In the episode description, what personal experiences does the host share?

Quoted text:
......
In this episode of Stillness in the Storms, host Steven Webb explores the profound impact of returning to your breath. He discusses the simplicity of this form of meditation and its ability to instill calmness in the body and mind. Webb shares personal experiences, from moments of stress to a time in intensive care, highlighting the power of the breath as a gateway to mindfulness. He delves into the symbolic and deeply philosophical aspects of breath, emphasizing its universal nature and connection to life itself. Join us as we delve into the significance of this simple act and its potential for deep insight and personal growth.
......
Image-based layout entries:
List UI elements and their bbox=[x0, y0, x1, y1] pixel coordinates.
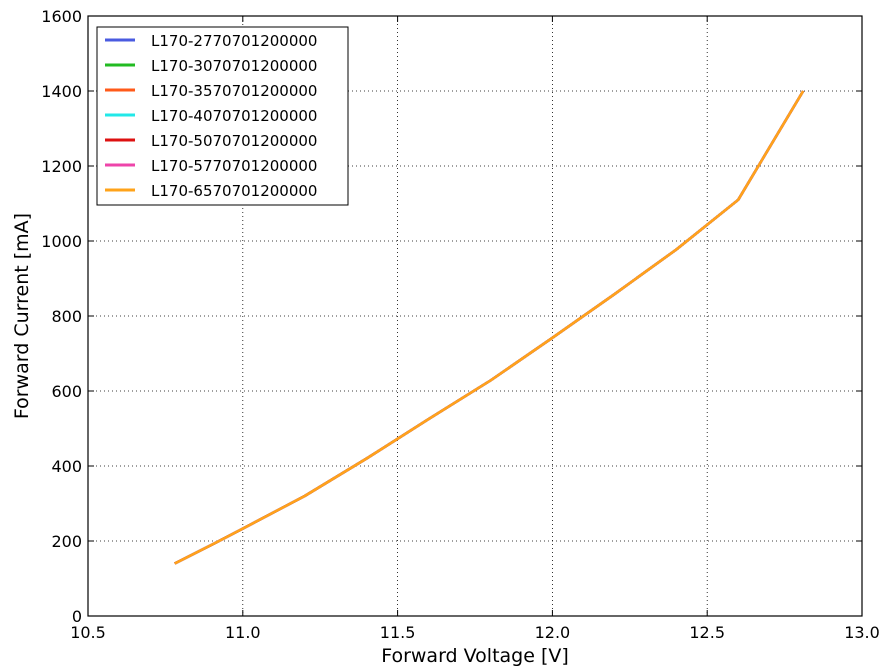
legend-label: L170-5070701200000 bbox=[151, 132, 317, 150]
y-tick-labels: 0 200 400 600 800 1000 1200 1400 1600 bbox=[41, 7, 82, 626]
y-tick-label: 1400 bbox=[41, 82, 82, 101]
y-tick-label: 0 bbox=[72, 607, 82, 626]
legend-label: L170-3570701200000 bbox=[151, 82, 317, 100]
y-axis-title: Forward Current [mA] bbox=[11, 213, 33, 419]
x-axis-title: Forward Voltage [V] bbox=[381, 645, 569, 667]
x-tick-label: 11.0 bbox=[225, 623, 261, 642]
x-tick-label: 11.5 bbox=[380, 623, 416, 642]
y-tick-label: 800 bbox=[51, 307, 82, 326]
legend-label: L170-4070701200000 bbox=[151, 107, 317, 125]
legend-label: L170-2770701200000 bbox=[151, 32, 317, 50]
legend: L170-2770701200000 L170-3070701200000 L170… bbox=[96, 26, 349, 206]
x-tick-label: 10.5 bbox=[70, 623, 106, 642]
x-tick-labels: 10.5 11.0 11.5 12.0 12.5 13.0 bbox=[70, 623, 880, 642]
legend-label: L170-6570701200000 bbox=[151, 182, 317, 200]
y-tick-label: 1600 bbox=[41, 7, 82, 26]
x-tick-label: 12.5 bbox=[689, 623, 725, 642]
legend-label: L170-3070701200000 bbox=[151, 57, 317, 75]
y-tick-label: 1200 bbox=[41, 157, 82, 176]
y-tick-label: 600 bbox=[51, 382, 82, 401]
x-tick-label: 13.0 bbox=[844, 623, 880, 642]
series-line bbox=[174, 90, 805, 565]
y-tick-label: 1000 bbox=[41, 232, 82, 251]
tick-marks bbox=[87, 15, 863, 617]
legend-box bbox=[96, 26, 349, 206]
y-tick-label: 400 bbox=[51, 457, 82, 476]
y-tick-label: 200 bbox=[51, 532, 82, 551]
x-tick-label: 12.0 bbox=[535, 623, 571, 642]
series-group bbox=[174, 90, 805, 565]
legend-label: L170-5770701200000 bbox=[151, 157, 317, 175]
......
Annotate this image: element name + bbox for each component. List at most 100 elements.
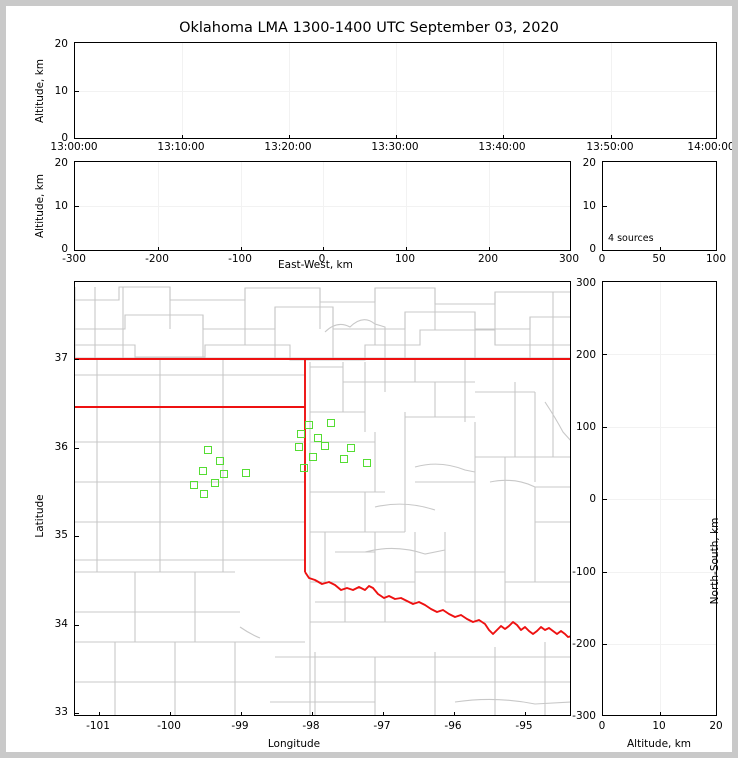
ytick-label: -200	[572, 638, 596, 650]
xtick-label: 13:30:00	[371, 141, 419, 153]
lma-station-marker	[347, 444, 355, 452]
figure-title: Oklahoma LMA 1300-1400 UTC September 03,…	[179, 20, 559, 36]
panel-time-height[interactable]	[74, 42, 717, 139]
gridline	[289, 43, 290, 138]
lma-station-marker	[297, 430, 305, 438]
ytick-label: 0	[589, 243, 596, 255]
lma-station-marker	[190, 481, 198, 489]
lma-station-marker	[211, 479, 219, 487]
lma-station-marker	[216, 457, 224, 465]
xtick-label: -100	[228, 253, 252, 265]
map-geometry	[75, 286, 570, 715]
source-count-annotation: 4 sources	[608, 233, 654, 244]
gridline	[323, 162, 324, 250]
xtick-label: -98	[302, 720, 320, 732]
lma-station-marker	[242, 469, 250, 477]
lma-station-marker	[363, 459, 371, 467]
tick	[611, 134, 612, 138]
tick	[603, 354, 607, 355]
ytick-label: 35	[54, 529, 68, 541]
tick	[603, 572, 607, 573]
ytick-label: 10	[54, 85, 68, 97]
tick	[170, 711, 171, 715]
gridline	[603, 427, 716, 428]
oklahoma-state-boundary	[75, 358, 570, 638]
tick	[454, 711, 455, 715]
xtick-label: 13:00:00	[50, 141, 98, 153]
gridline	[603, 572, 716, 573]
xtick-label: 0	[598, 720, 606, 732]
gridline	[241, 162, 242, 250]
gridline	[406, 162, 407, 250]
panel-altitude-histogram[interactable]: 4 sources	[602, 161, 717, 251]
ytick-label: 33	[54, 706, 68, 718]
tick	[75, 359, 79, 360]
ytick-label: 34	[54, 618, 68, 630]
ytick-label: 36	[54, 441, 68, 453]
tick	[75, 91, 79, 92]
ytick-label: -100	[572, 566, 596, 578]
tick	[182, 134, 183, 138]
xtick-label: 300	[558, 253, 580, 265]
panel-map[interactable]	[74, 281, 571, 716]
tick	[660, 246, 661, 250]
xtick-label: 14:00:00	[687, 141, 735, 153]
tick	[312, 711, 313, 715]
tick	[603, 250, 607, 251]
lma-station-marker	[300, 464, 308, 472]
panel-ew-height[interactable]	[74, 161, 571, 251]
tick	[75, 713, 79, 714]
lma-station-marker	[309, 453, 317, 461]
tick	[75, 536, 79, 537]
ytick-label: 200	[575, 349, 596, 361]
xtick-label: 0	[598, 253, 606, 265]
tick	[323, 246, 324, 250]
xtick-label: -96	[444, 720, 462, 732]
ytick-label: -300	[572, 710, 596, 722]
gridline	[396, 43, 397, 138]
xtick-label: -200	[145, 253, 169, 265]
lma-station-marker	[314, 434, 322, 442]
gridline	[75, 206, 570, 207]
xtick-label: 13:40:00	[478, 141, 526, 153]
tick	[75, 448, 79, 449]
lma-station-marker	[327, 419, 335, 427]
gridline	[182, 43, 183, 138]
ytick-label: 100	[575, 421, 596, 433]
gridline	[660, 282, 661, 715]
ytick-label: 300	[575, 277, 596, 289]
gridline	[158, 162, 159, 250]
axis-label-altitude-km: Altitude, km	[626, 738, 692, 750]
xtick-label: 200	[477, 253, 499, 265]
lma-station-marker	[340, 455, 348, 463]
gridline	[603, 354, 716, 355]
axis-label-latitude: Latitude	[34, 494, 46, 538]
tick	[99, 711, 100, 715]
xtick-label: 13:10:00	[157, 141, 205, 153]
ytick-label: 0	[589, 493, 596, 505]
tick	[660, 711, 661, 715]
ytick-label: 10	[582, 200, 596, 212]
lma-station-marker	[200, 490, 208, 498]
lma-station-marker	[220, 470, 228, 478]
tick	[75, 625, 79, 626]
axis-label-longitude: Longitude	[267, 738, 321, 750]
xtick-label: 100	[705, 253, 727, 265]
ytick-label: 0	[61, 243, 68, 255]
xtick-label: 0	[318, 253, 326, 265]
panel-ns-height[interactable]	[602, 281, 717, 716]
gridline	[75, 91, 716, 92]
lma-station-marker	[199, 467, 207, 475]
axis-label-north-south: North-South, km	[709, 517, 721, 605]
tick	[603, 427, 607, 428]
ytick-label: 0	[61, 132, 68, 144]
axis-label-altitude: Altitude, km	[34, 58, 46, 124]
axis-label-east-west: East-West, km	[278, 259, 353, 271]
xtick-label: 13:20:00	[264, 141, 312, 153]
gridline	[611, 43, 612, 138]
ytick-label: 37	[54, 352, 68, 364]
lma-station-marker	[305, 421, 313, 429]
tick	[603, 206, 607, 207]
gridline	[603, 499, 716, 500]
......
Result:
He shares experiences ranging from moments of stress to a time in intensive care.